Given task ▸
Scan the entries below. List each line with "this".

Figure content listings

________________

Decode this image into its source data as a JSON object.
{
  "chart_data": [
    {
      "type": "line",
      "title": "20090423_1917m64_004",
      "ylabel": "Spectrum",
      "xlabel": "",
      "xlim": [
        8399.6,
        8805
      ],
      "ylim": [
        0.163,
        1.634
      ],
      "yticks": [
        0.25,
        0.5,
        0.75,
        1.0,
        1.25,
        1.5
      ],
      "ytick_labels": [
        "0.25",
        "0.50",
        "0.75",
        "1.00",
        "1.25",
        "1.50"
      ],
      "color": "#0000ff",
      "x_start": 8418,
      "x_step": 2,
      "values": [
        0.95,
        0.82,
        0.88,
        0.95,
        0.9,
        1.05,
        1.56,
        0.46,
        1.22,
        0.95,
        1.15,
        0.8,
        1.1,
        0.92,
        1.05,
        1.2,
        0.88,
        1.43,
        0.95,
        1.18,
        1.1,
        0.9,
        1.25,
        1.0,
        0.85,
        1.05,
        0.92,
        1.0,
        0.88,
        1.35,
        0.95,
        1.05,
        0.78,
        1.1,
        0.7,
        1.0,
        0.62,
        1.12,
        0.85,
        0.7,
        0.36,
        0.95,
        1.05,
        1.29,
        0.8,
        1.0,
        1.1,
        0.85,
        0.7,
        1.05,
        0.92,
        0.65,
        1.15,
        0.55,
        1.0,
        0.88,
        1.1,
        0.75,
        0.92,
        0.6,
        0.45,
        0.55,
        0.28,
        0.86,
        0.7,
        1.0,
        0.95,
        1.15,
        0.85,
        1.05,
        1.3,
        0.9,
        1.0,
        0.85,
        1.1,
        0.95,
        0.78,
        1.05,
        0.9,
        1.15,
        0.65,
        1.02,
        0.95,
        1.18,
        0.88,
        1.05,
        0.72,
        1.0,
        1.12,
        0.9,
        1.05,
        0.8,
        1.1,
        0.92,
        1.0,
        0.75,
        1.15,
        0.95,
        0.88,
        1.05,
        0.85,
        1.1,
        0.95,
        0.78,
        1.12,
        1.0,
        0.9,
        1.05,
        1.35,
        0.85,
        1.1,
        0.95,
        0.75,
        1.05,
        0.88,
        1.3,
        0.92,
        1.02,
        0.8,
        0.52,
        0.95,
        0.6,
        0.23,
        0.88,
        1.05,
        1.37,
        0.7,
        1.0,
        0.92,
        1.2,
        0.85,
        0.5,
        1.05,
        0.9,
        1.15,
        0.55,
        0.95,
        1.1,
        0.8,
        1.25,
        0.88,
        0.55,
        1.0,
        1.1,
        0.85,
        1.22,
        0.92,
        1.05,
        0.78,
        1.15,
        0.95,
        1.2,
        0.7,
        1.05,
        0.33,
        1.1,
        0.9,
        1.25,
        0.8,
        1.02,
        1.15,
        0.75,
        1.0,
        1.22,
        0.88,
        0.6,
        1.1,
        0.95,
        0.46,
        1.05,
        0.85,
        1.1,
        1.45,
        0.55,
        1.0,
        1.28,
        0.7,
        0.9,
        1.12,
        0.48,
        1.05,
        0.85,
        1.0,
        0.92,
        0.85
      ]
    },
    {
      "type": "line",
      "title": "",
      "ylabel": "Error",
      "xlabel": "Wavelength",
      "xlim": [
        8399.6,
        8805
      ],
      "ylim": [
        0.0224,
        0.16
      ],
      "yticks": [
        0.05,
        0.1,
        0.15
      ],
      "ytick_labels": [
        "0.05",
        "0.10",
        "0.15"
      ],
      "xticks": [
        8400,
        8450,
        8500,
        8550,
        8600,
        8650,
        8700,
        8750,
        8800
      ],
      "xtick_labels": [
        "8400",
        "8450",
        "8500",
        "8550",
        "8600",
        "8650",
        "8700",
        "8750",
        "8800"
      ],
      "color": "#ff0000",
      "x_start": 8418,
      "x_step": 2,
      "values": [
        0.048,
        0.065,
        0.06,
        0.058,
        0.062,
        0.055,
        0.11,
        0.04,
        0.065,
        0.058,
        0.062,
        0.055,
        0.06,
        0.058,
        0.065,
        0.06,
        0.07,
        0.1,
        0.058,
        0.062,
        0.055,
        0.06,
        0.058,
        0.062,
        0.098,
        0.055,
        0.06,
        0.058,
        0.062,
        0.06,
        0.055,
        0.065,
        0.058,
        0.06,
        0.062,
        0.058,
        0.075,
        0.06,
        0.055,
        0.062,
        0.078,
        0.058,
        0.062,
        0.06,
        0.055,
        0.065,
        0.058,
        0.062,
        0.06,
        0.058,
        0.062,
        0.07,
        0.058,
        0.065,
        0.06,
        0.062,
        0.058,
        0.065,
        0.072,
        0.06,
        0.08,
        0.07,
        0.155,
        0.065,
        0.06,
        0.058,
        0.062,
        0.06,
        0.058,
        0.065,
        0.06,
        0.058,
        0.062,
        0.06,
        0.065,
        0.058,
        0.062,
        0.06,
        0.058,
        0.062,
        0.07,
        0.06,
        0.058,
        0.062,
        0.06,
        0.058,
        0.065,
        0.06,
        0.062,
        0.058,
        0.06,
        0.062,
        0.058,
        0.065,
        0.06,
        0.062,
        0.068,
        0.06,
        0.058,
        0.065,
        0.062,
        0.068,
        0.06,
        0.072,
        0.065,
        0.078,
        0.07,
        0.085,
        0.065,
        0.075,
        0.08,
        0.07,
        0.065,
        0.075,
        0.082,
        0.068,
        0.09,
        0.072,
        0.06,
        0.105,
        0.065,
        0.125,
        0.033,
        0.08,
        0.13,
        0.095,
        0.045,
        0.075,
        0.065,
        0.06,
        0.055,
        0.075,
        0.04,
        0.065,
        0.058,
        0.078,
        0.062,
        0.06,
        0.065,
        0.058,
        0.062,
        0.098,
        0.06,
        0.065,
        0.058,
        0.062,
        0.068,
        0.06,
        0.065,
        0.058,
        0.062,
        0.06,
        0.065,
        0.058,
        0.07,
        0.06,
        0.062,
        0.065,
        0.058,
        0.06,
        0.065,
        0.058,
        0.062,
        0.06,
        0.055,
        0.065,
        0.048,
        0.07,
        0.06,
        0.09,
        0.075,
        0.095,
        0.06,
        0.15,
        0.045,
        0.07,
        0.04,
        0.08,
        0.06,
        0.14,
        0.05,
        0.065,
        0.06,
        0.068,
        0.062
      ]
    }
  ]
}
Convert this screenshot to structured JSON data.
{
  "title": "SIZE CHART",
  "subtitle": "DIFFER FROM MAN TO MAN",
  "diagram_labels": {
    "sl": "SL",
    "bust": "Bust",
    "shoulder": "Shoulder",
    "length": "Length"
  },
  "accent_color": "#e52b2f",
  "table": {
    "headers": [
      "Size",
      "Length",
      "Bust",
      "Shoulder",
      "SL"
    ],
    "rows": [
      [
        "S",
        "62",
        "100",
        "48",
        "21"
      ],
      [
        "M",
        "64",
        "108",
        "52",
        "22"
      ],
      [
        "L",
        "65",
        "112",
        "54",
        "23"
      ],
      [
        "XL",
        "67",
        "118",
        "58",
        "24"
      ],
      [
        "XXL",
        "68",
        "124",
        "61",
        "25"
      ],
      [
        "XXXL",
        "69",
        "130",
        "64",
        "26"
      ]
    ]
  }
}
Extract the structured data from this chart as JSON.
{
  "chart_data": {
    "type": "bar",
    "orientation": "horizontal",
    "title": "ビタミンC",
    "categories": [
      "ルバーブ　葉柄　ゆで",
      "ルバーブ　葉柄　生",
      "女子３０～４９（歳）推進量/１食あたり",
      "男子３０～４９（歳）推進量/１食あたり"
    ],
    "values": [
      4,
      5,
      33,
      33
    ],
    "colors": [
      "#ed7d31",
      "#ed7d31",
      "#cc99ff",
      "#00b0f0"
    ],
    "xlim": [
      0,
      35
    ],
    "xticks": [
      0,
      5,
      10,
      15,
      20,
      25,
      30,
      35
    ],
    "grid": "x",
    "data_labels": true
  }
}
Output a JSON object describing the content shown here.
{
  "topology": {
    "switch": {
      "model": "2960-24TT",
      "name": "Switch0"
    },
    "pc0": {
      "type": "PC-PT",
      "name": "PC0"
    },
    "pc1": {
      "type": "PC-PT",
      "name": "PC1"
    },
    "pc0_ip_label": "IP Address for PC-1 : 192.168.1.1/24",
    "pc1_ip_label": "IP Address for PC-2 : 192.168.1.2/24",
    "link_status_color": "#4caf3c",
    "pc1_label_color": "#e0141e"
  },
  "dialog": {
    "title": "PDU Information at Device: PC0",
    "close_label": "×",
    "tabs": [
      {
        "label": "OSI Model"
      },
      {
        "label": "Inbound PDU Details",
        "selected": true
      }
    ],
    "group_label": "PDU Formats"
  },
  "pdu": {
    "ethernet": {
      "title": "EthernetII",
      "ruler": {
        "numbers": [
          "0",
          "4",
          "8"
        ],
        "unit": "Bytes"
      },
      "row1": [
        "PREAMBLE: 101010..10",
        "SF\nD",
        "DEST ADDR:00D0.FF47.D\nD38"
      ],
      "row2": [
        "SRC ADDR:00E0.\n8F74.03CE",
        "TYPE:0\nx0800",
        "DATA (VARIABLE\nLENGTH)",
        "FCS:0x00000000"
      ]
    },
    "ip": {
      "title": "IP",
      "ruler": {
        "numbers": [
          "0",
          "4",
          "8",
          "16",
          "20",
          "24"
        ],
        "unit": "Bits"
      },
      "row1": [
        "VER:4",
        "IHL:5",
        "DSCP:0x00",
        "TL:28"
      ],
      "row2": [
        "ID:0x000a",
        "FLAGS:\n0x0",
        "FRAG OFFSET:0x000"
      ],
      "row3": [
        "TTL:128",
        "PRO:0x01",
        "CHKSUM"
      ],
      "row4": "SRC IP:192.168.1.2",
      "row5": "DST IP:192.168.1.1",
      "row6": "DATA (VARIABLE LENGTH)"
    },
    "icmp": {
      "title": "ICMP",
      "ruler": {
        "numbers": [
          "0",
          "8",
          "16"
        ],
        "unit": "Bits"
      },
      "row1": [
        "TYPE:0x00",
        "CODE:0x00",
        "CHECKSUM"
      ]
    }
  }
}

________________

Task answer ▸
Decode this image into its source data as a JSON object.
Convert this screenshot to structured JSON data.
Extract the structured data from this chart as JSON.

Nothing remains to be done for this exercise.